• Objective:
In the copy, keep every record exact and leave out all images.

——————

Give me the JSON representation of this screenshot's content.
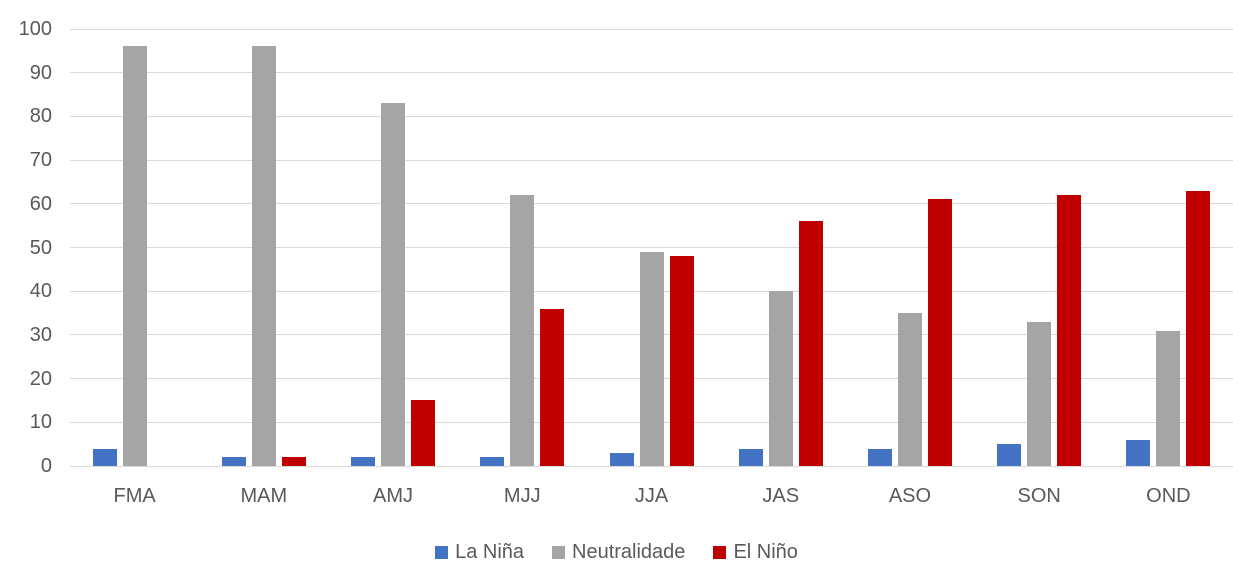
{
  "chart_data": {
    "type": "bar",
    "title": "",
    "xlabel": "",
    "ylabel": "",
    "categories": [
      "FMA",
      "MAM",
      "AMJ",
      "MJJ",
      "JJA",
      "JAS",
      "ASO",
      "SON",
      "OND"
    ],
    "series": [
      {
        "name": "La Niña",
        "color": "#4472C4",
        "values": [
          4,
          2,
          2,
          2,
          3,
          4,
          4,
          5,
          6
        ]
      },
      {
        "name": "Neutralidade",
        "color": "#A5A5A5",
        "values": [
          96,
          96,
          83,
          62,
          49,
          40,
          35,
          33,
          31
        ]
      },
      {
        "name": "El Niño",
        "color": "#C00000",
        "values": [
          0,
          2,
          15,
          36,
          48,
          56,
          61,
          62,
          63
        ]
      }
    ],
    "ylim": [
      0,
      100
    ],
    "yticks": [
      0,
      10,
      20,
      30,
      40,
      50,
      60,
      70,
      80,
      90,
      100
    ],
    "grid": true,
    "legend_position": "bottom"
  },
  "style": {
    "gridline_color": "#D9D9D9",
    "axis_text_color": "#595959",
    "background": "#FFFFFF"
  }
}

——————

• Correct result:
Give me the JSON representation of this screenshot's content.
{
  "chart_data": {
    "type": "bar",
    "title": "",
    "xlabel": "",
    "ylabel": "",
    "categories": [
      "FMA",
      "MAM",
      "AMJ",
      "MJJ",
      "JJA",
      "JAS",
      "ASO",
      "SON",
      "OND"
    ],
    "series": [
      {
        "name": "La Niña",
        "color": "#4472C4",
        "values": [
          4,
          2,
          2,
          2,
          3,
          4,
          4,
          5,
          6
        ]
      },
      {
        "name": "Neutralidade",
        "color": "#A5A5A5",
        "values": [
          96,
          96,
          83,
          62,
          49,
          40,
          35,
          33,
          31
        ]
      },
      {
        "name": "El Niño",
        "color": "#C00000",
        "values": [
          0,
          2,
          15,
          36,
          48,
          56,
          61,
          62,
          63
        ]
      }
    ],
    "ylim": [
      0,
      100
    ],
    "yticks": [
      0,
      10,
      20,
      30,
      40,
      50,
      60,
      70,
      80,
      90,
      100
    ],
    "grid": true,
    "legend_position": "bottom"
  },
  "style": {
    "gridline_color": "#D9D9D9",
    "axis_text_color": "#595959",
    "background": "#FFFFFF"
  }
}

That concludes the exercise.